Extracted records
------------------------------------------------------------------------

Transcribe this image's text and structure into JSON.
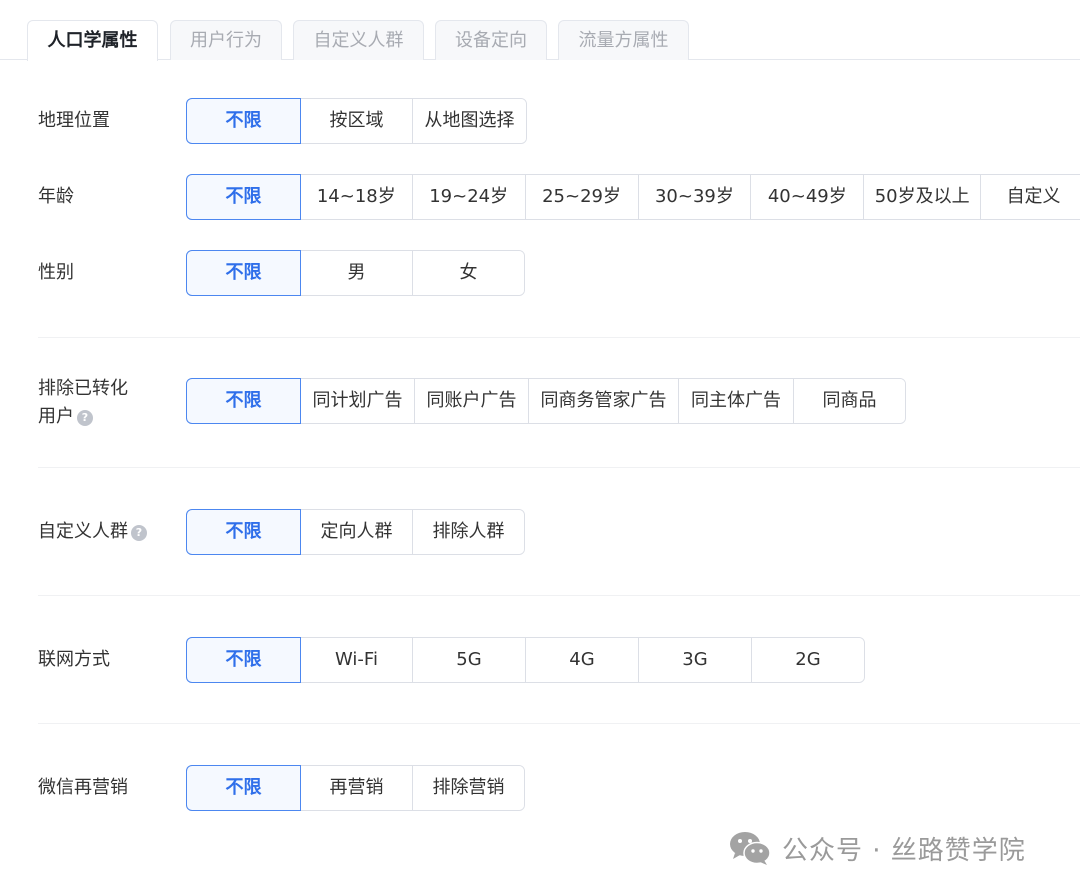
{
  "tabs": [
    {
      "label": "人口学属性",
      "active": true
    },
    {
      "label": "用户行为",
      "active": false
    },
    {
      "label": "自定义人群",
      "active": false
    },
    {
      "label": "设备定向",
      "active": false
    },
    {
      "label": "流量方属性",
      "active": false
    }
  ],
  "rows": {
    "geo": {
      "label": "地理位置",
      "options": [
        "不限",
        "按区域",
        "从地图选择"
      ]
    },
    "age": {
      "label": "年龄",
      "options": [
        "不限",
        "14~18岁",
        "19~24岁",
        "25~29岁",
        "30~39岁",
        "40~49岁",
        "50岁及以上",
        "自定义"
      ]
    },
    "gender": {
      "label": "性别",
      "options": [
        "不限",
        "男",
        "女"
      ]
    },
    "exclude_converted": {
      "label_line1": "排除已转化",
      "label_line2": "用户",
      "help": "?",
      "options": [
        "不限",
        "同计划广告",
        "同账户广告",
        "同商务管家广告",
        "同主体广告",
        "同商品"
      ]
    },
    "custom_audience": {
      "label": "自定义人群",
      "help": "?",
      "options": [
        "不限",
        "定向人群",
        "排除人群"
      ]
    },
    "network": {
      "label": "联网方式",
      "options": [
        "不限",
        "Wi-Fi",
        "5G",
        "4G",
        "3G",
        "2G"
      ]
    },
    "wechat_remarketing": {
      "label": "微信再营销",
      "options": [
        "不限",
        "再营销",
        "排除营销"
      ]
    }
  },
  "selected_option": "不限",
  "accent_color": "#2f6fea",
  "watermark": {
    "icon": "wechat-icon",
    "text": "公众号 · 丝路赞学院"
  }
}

------------------------------------------------------------------------

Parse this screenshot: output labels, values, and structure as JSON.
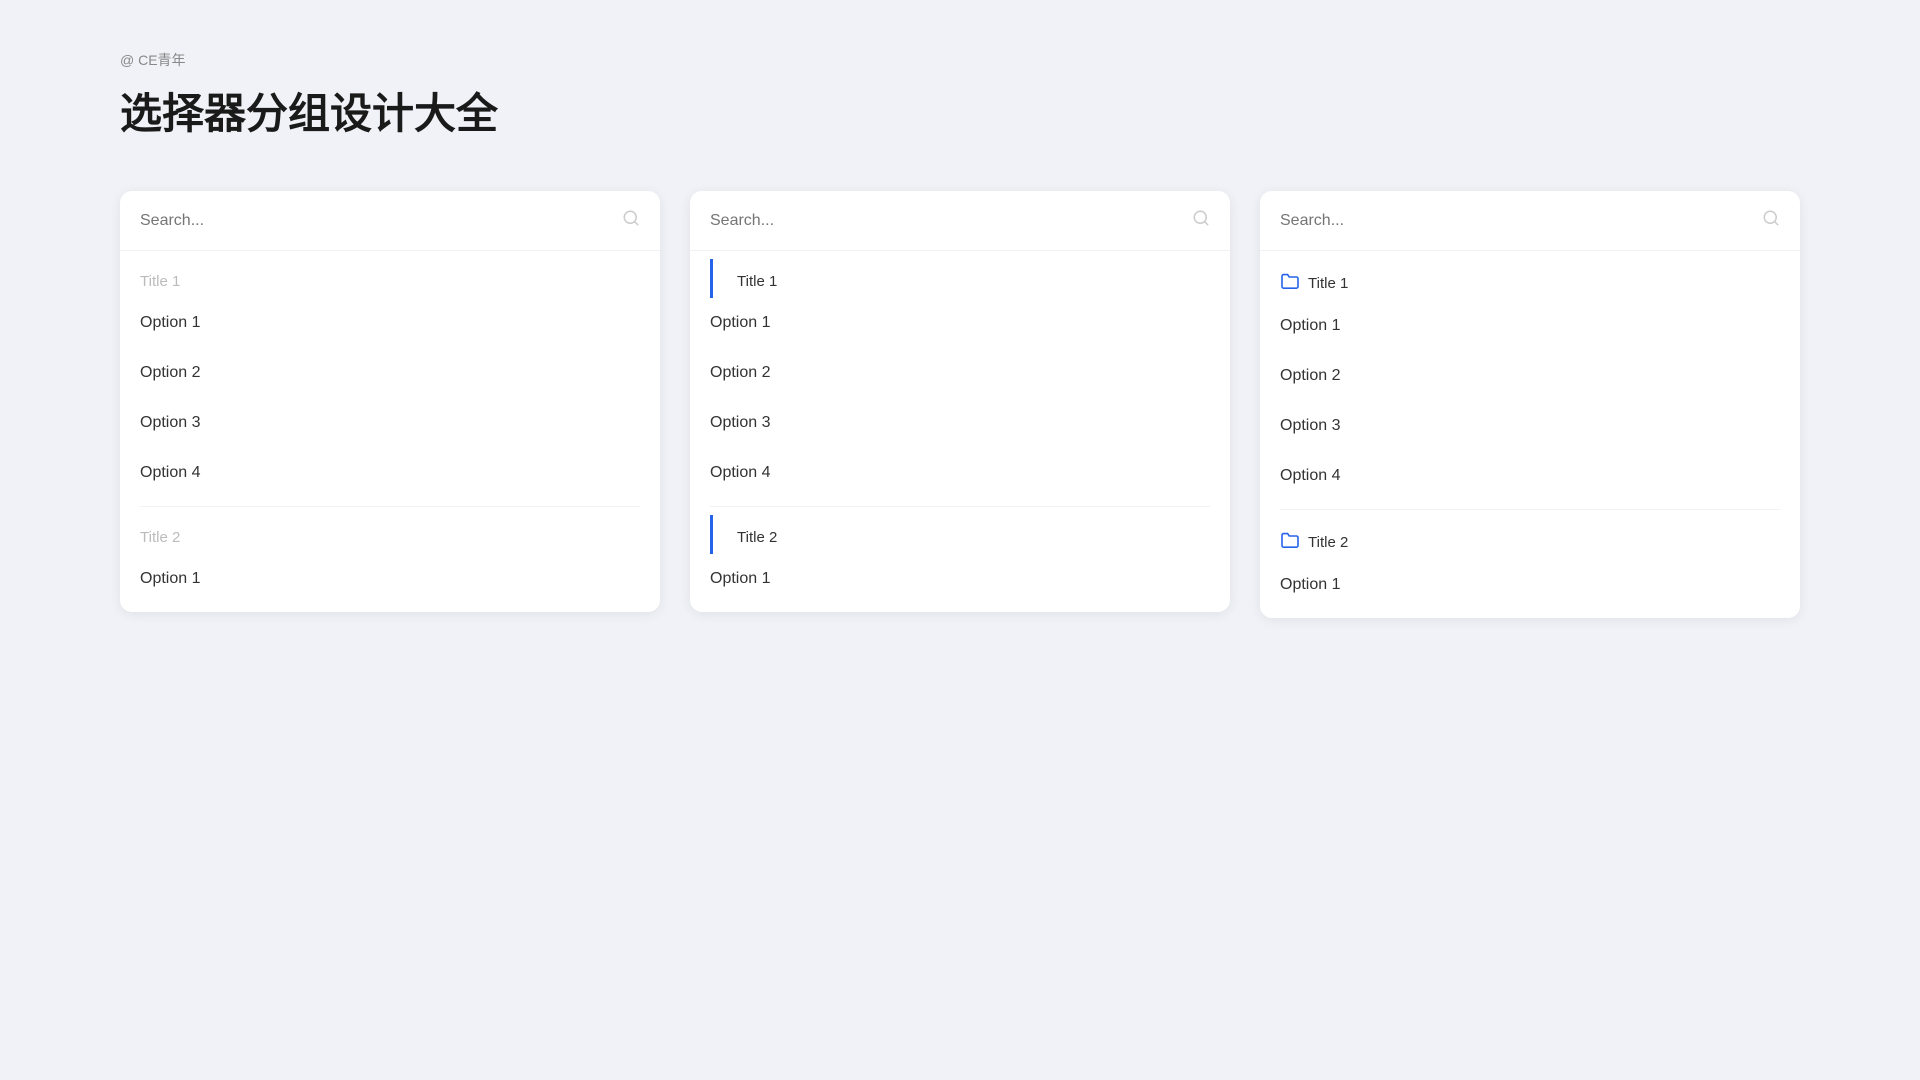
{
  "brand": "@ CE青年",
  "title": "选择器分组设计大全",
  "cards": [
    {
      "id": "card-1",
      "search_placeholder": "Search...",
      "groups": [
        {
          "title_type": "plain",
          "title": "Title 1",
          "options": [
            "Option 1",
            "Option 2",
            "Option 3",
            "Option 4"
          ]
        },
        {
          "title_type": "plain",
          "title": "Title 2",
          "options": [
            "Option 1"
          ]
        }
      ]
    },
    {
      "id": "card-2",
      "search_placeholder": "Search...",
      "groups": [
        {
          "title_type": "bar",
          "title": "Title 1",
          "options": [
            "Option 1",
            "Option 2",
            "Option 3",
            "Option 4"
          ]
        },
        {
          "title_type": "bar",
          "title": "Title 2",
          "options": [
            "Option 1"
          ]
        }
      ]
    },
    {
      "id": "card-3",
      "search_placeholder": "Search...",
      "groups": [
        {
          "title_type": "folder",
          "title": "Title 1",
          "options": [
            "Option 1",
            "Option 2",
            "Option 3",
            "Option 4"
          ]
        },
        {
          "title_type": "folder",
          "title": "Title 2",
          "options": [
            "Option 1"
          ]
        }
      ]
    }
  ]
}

------------------------------------------------------------------------

→ **WHAT YOU HAVE TO DO**: Look through the lines above and collect those with the word "text".

→ **TASK ANSWER**:
Transcribe this image's text and structure into JSON.
    "text": "公众号 · 丝路赞学院"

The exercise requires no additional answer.